(GIVEN INSTRUCTION):
Tally each line where the word "screenshot" occurs, then give only the total.

□ □ □ □ □

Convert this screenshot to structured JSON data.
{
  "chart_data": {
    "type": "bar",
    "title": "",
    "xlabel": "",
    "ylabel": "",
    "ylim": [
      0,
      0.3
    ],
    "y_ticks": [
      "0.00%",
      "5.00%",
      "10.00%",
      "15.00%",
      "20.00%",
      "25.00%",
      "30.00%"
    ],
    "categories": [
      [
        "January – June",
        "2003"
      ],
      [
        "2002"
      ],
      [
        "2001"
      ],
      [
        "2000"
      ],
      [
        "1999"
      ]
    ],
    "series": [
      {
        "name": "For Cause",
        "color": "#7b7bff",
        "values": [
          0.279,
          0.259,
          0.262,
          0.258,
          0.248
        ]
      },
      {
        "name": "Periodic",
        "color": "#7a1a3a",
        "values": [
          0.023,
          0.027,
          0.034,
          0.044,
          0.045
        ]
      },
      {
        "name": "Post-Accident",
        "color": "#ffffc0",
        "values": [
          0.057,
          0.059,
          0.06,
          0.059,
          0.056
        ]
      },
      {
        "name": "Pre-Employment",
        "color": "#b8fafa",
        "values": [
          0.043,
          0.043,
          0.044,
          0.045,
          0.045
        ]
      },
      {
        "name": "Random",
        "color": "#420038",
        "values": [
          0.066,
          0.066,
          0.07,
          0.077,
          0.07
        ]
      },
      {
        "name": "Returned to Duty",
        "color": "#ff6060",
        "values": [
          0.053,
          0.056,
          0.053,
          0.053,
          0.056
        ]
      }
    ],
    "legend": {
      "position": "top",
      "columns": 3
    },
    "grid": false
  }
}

□ □ □ □ □

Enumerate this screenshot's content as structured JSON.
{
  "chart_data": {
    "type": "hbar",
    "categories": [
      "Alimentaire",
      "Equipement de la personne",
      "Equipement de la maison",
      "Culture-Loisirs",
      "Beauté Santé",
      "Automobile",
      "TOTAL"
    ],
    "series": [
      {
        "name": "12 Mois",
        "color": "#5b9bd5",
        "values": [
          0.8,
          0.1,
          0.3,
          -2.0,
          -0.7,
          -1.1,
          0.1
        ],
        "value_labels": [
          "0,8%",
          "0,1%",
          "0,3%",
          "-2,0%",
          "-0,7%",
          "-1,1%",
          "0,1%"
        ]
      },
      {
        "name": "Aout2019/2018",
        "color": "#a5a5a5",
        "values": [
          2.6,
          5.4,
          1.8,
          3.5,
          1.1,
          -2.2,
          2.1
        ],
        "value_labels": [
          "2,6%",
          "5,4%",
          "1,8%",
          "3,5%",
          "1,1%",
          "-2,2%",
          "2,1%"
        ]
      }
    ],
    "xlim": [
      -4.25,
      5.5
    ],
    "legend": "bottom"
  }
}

□ □ □ □ □

(WRITTEN ANSWER):
2